____ Data provided

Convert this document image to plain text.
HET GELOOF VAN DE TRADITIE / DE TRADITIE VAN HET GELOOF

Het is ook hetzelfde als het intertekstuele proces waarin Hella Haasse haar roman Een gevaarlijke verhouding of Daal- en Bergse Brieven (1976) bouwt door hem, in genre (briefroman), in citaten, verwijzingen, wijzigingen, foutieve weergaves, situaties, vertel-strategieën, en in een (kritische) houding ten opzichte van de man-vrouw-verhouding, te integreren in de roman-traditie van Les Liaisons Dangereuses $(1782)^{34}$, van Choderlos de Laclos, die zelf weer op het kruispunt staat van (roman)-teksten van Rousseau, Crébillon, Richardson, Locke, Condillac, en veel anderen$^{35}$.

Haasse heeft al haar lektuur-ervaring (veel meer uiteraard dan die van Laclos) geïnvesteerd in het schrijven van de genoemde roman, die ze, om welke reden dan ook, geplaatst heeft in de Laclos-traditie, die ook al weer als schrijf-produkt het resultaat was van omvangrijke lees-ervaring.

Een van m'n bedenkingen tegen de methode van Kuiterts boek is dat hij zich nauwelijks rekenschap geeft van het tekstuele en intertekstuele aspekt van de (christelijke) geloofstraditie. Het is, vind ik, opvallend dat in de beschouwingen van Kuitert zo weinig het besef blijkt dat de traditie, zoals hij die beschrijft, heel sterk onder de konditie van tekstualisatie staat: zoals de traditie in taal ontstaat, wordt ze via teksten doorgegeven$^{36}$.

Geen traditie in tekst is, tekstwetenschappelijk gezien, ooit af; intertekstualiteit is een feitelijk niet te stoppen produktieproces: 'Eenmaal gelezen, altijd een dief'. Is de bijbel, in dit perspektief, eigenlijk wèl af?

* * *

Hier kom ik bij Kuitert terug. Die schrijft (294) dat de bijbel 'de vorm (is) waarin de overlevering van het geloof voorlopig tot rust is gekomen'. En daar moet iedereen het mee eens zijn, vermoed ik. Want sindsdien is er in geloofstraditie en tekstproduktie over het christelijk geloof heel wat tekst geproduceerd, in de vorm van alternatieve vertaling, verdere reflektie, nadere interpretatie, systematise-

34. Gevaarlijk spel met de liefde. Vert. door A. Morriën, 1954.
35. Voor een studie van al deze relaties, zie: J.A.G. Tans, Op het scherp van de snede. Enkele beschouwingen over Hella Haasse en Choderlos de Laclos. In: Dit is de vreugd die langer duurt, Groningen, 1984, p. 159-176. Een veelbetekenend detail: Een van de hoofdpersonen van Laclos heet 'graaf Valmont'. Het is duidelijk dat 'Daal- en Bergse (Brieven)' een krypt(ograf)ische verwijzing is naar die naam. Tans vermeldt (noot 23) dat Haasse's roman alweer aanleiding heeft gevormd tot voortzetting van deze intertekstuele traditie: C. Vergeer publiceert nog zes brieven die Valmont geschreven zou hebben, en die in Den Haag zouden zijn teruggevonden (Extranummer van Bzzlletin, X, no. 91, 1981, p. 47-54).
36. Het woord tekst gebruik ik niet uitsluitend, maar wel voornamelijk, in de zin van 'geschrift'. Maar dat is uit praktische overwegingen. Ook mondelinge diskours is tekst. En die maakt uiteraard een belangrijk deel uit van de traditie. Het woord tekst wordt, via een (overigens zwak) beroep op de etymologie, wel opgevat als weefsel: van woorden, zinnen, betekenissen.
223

________

### [Task description]
In the records above, find each line holding "Kuitert" and copy it.

### [Right answer]
Een van m'n bedenkingen tegen de methode van Kuiterts boek is dat hij zich nauwelijks rekenschap geeft van het tekstuele en intertekstuele aspekt van de (christelijke) geloofstraditie. Het is, vind ik, opvallend dat in de beschouwingen van Kuitert zo weinig het besef blijkt dat de traditie, zoals hij die beschrijft, heel sterk onder de konditie van tekstualisatie staat: zoals de traditie in taal ontstaat, wordt ze via teksten doorgegeven$^{36}$.
Hier kom ik bij Kuitert terug. Die schrijft (294) dat de bijbel 'de vorm (is) waarin de overlevering van het geloof voorlopig tot rust is gekomen'. En daar moet iedereen het mee eens zijn, vermoed ik. Want sindsdien is er in geloofstraditie en tekstproduktie over het christelijk geloof heel wat tekst geproduceerd, in de vorm van alternatieve vertaling, verdere reflektie, nadere interpretatie, systematise-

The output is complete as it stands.